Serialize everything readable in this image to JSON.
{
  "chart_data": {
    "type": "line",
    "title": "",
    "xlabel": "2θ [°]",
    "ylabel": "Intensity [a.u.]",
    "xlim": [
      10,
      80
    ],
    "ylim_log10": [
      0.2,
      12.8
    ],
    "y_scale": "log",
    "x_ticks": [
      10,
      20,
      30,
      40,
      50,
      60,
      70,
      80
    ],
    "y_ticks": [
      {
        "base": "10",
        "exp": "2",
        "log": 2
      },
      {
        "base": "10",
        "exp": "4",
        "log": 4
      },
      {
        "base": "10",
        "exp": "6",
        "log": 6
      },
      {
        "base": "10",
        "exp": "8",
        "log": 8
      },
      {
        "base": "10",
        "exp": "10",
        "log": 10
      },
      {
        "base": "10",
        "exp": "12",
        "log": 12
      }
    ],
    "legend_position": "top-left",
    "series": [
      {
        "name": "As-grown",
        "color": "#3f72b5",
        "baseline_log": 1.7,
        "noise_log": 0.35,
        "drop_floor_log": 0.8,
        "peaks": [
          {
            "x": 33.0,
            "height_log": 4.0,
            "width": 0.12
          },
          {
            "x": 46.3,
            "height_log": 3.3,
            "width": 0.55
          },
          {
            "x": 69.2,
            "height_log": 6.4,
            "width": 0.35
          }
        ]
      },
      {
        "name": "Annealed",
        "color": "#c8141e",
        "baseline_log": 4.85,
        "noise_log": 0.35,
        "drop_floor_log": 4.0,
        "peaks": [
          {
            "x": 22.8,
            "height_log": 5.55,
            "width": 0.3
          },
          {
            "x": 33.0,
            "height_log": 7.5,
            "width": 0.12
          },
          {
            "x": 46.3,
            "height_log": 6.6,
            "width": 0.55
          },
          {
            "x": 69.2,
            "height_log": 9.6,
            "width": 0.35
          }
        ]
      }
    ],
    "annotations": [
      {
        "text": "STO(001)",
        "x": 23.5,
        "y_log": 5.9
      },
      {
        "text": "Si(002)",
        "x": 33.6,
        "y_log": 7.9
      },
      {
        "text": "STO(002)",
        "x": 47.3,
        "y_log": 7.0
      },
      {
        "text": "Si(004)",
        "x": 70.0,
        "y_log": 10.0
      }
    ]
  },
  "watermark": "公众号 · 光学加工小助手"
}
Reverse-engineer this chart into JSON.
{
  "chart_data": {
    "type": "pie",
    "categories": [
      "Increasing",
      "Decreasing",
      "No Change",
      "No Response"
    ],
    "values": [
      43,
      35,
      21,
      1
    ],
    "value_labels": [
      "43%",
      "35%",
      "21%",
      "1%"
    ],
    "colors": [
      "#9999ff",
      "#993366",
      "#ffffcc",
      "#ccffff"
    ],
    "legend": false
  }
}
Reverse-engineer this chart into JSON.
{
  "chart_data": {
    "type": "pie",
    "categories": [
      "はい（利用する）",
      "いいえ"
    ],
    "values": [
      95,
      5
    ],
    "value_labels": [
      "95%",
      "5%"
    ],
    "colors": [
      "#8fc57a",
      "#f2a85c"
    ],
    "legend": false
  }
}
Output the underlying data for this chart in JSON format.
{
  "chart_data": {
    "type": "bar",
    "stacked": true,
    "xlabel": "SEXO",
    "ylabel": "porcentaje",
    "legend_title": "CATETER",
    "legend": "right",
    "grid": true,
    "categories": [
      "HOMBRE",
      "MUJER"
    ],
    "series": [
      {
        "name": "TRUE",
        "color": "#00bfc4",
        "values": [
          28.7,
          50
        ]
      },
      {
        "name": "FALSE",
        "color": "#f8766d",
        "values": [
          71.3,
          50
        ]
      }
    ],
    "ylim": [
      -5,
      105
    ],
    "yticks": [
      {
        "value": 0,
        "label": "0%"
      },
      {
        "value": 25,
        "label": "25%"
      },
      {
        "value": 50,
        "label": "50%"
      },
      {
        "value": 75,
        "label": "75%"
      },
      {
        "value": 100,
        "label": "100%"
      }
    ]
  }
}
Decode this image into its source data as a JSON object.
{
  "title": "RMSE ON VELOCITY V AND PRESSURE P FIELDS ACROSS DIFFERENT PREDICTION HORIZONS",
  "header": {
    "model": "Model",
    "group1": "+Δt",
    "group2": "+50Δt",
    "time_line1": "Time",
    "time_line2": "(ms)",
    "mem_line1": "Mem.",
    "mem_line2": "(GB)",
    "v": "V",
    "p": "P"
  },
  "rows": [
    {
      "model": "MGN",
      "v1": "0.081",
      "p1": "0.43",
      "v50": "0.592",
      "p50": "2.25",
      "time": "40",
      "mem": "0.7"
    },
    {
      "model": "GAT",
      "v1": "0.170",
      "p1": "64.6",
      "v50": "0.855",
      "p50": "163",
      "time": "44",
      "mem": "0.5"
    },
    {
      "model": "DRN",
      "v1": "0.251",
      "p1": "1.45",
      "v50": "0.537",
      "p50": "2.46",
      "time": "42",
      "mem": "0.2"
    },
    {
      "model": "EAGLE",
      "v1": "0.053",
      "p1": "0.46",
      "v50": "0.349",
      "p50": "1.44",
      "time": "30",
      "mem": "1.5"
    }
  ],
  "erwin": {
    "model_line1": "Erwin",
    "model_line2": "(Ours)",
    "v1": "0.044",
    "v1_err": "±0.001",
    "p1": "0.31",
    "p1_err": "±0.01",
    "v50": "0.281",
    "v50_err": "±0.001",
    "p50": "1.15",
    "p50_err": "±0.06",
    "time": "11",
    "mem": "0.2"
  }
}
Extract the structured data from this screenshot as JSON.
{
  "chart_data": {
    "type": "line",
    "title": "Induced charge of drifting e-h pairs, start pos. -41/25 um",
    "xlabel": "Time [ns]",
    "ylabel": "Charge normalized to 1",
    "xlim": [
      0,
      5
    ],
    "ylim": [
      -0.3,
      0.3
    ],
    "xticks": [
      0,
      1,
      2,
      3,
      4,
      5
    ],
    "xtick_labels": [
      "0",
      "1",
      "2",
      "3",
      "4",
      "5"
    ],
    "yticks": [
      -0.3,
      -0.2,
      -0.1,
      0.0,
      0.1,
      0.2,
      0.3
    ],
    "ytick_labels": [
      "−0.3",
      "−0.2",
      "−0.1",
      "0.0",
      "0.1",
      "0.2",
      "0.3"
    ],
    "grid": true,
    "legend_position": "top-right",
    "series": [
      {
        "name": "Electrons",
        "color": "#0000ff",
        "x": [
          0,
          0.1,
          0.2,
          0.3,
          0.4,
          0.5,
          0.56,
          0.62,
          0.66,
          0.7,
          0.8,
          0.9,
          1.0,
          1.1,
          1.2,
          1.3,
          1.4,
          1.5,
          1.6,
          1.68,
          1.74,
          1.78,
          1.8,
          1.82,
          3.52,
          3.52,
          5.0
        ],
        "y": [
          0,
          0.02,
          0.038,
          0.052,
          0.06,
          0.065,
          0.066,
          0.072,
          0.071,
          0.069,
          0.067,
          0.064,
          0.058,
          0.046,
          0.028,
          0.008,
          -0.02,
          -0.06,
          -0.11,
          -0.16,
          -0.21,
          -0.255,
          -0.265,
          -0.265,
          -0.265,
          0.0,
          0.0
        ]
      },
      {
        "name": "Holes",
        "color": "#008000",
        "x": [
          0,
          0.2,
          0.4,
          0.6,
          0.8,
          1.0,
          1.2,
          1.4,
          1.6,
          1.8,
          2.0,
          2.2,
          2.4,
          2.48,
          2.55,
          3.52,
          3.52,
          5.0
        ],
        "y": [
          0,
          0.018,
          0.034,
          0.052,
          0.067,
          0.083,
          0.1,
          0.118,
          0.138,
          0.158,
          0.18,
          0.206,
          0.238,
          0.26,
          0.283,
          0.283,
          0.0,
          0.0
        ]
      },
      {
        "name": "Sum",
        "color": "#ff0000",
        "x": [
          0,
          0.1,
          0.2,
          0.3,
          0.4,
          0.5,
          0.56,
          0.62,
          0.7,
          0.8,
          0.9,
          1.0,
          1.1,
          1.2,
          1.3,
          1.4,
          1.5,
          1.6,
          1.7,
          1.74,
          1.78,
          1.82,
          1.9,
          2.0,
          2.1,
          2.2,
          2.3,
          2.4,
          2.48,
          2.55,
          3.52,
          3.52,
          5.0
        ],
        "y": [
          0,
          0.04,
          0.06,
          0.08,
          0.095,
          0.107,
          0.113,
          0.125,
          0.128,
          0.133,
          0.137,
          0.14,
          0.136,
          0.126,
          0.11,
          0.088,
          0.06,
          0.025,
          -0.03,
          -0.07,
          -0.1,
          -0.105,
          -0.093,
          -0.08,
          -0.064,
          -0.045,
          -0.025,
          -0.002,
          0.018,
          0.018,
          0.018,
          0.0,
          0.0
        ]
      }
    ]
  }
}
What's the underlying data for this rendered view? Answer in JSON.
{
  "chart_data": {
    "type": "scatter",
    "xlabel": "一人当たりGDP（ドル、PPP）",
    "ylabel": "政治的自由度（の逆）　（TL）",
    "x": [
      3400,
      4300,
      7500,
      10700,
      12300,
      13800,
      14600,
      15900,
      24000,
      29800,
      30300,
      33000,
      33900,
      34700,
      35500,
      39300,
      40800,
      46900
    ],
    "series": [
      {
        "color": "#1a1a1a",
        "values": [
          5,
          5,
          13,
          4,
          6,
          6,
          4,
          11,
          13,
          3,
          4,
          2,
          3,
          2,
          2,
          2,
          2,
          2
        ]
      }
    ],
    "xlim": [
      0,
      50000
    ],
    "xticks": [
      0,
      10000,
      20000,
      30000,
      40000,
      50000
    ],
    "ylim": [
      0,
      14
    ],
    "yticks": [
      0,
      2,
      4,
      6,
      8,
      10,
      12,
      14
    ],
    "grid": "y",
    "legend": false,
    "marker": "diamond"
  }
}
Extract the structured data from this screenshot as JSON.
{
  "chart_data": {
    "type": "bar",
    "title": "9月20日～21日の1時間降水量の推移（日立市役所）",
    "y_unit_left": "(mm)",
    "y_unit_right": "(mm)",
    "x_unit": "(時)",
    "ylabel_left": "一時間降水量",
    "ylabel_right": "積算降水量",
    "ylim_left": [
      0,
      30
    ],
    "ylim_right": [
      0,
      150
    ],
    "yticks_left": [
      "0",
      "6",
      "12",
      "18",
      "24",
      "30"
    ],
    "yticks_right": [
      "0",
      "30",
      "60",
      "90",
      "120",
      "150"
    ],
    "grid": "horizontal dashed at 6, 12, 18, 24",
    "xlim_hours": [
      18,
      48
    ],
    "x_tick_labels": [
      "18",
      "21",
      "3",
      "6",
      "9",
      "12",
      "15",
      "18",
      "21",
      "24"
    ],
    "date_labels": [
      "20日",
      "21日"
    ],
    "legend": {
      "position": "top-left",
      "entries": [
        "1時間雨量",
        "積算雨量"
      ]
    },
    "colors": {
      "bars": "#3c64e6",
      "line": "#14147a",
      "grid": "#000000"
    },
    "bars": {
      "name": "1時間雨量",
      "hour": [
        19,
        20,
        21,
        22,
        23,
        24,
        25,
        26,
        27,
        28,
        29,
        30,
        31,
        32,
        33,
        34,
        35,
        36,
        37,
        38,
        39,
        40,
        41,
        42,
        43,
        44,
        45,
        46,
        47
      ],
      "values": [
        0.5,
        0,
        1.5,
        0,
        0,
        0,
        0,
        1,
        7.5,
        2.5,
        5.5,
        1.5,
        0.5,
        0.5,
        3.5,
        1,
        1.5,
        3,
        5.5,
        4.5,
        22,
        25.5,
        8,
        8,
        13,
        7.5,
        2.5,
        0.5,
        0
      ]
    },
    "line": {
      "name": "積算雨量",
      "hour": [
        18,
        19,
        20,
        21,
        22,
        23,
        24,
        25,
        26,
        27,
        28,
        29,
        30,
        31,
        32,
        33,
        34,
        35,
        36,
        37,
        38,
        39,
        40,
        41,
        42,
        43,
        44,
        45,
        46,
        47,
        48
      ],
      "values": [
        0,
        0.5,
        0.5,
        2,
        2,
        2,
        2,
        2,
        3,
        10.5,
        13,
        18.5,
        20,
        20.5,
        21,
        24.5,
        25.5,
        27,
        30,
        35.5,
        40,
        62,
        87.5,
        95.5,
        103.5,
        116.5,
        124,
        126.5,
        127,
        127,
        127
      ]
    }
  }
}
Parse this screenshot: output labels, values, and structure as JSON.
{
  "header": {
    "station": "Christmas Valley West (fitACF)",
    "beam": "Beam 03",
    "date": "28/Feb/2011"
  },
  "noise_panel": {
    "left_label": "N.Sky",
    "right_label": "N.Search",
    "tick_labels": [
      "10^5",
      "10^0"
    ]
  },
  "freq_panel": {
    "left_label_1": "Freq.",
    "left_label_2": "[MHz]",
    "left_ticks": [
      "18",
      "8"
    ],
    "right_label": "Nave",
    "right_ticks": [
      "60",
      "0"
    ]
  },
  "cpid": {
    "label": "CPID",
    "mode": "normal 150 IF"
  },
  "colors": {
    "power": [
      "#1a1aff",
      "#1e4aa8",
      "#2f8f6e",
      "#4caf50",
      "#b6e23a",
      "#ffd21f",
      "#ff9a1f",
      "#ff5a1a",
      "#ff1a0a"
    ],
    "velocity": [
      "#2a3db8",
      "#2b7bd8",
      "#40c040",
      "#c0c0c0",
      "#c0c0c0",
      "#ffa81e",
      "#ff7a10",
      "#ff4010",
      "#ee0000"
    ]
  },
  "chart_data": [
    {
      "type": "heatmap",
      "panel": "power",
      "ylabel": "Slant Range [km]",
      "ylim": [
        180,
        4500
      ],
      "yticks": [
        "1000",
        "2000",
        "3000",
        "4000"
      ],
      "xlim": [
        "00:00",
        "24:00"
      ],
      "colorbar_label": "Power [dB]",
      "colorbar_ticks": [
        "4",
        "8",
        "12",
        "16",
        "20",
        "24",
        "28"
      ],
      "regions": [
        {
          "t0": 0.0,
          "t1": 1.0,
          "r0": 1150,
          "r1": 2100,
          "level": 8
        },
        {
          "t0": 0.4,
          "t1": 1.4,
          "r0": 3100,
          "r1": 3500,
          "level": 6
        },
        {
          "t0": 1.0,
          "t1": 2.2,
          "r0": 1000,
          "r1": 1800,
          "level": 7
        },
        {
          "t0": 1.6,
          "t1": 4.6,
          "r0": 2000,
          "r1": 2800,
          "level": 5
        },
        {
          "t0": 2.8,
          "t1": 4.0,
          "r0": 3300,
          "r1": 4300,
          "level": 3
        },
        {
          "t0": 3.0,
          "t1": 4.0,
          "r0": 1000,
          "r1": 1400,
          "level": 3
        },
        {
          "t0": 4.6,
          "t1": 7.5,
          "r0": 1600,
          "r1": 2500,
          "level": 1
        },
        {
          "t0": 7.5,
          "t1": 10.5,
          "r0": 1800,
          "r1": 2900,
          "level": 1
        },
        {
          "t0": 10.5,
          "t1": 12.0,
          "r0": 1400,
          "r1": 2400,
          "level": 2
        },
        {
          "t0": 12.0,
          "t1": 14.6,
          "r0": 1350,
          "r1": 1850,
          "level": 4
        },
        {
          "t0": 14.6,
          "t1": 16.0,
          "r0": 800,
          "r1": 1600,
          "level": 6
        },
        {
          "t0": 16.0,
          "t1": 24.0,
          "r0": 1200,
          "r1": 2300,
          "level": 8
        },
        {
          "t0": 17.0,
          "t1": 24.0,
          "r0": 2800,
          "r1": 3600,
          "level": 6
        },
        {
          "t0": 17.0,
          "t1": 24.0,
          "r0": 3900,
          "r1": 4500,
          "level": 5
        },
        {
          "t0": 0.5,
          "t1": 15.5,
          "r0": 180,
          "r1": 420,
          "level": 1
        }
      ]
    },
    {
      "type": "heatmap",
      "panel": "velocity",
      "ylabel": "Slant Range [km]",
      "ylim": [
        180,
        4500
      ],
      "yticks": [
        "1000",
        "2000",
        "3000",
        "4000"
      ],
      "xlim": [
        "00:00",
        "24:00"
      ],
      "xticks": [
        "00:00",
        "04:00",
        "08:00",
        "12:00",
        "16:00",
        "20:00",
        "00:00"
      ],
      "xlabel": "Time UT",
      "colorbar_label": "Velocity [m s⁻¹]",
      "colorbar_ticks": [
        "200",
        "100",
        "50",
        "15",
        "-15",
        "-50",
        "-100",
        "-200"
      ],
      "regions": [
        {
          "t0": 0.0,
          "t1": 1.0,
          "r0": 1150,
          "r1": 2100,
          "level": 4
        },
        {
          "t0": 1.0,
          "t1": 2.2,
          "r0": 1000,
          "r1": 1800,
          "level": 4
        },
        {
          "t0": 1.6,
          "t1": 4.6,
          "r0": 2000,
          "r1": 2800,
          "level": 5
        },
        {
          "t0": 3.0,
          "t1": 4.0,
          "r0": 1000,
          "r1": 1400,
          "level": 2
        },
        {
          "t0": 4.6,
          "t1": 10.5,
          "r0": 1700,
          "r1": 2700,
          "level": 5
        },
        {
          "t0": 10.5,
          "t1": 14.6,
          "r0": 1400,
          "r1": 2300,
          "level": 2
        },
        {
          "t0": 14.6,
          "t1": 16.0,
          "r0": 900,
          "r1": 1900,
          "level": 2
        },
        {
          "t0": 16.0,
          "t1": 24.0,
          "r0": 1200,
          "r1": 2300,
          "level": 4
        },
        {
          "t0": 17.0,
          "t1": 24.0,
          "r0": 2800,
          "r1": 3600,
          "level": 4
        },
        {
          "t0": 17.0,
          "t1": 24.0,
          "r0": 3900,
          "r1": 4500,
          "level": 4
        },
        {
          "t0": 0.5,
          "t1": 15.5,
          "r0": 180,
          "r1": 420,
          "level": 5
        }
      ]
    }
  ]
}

□ □ □ □

Your task »
Find the word "xlabel" in the data and copy out each line where it turns up.

Exercise answer »
    "xlabel": "2θ [°]",
    "xlabel": "SEXO",
    "xlabel": "Time [ns]",
    "xlabel": "一人当たりGDP（ドル、PPP）",
      "xlabel": "Time UT",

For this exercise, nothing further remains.